── Records supplied

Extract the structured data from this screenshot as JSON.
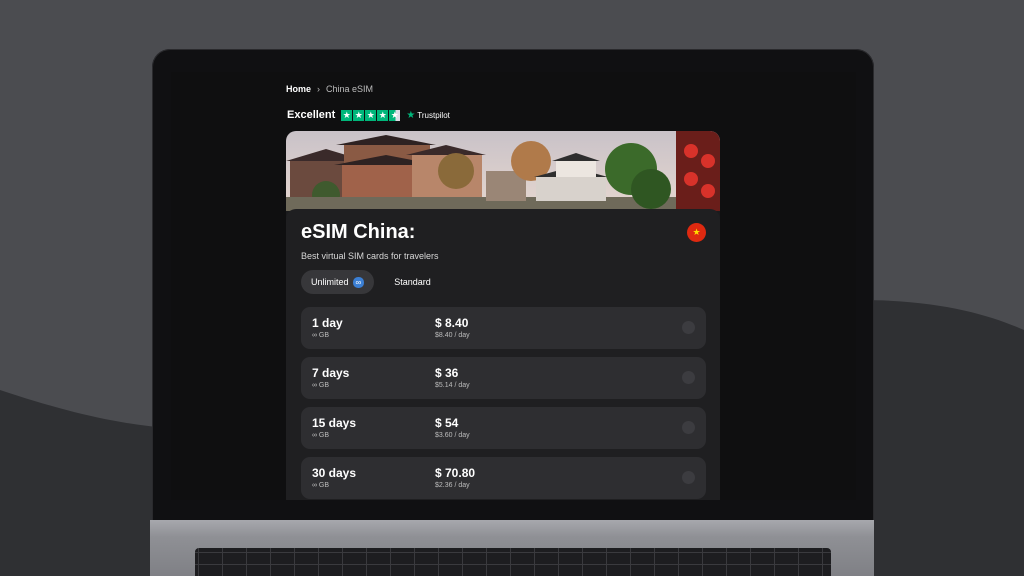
{
  "breadcrumb": {
    "home": "Home",
    "separator": "›",
    "current": "China eSIM"
  },
  "rating": {
    "label": "Excellent",
    "stars": 4.5,
    "provider": "Trustpilot"
  },
  "product": {
    "title": "eSIM China:",
    "subtitle": "Best virtual SIM cards for travelers",
    "flag": "china-flag"
  },
  "tabs": [
    {
      "label": "Unlimited",
      "badge": "∞",
      "active": true
    },
    {
      "label": "Standard",
      "active": false
    }
  ],
  "plans": [
    {
      "days": "1 day",
      "data": "∞ GB",
      "price": "$ 8.40",
      "per_day": "$8.40 / day"
    },
    {
      "days": "7 days",
      "data": "∞ GB",
      "price": "$ 36",
      "per_day": "$5.14 / day"
    },
    {
      "days": "15 days",
      "data": "∞ GB",
      "price": "$ 54",
      "per_day": "$3.60 / day"
    },
    {
      "days": "30 days",
      "data": "∞ GB",
      "price": "$ 70.80",
      "per_day": "$2.36 / day"
    }
  ],
  "colors": {
    "trustpilot": "#00b67a",
    "card": "#1f1f21",
    "plan_row": "#2e2e31",
    "accent_badge": "#3b7fd4"
  }
}
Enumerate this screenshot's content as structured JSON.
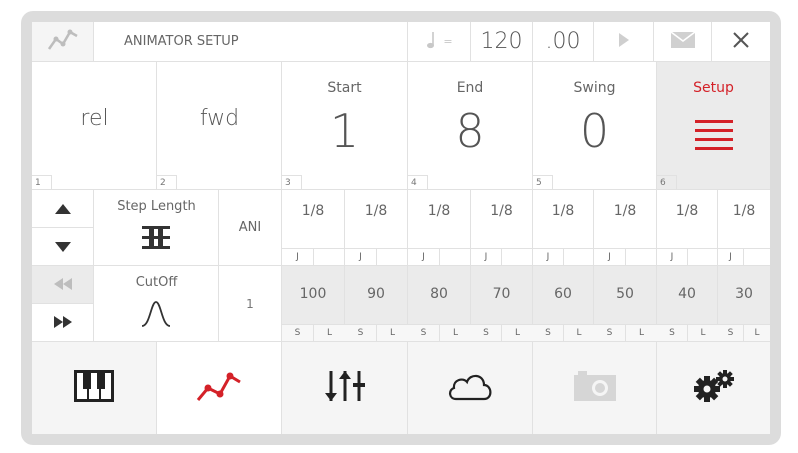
{
  "header": {
    "title": "ANIMATOR SETUP",
    "tempo_icon": "quarter-note-icon",
    "tempo_equals": "=",
    "bpm": "120",
    "fraction": ".00",
    "icons": [
      "graph-icon",
      "quarter-note-icon",
      "play-icon",
      "mail-icon",
      "close-icon"
    ]
  },
  "params": [
    {
      "num": "1",
      "value": "rel"
    },
    {
      "num": "2",
      "value": "fwd"
    },
    {
      "num": "3",
      "label": "Start",
      "value": "1"
    },
    {
      "num": "4",
      "label": "End",
      "value": "8"
    },
    {
      "num": "5",
      "label": "Swing",
      "value": "0"
    },
    {
      "num": "6",
      "label": "Setup"
    }
  ],
  "step_length": {
    "label": "Step Length",
    "mode": "ANI",
    "steps": [
      {
        "value": "1/8",
        "flag": "J"
      },
      {
        "value": "1/8",
        "flag": "J"
      },
      {
        "value": "1/8",
        "flag": "J"
      },
      {
        "value": "1/8",
        "flag": "J"
      },
      {
        "value": "1/8",
        "flag": "J"
      },
      {
        "value": "1/8",
        "flag": "J"
      },
      {
        "value": "1/8",
        "flag": "J"
      },
      {
        "value": "1/8",
        "flag": "J"
      }
    ]
  },
  "cutoff": {
    "label": "CutOff",
    "index": "1",
    "values": [
      {
        "value": "100",
        "s": "S",
        "l": "L"
      },
      {
        "value": "90",
        "s": "S",
        "l": "L"
      },
      {
        "value": "80",
        "s": "S",
        "l": "L"
      },
      {
        "value": "70",
        "s": "S",
        "l": "L"
      },
      {
        "value": "60",
        "s": "S",
        "l": "L"
      },
      {
        "value": "50",
        "s": "S",
        "l": "L"
      },
      {
        "value": "40",
        "s": "S",
        "l": "L"
      },
      {
        "value": "30",
        "s": "S",
        "l": "L"
      }
    ]
  },
  "nav_icons": [
    "up-arrow-icon",
    "down-arrow-icon",
    "rewind-icon",
    "fast-forward-icon"
  ],
  "bottom_tabs": [
    "piano-keys-icon",
    "graph-icon",
    "mixer-icon",
    "cloud-icon",
    "camera-icon",
    "gears-icon"
  ],
  "colors": {
    "accent": "#d42128",
    "text": "#555555",
    "grey_bg": "#ebebeb"
  }
}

────

## Given task
Say how many lines above contain the string "eSIM". Answer with the number only.

## Written answer
2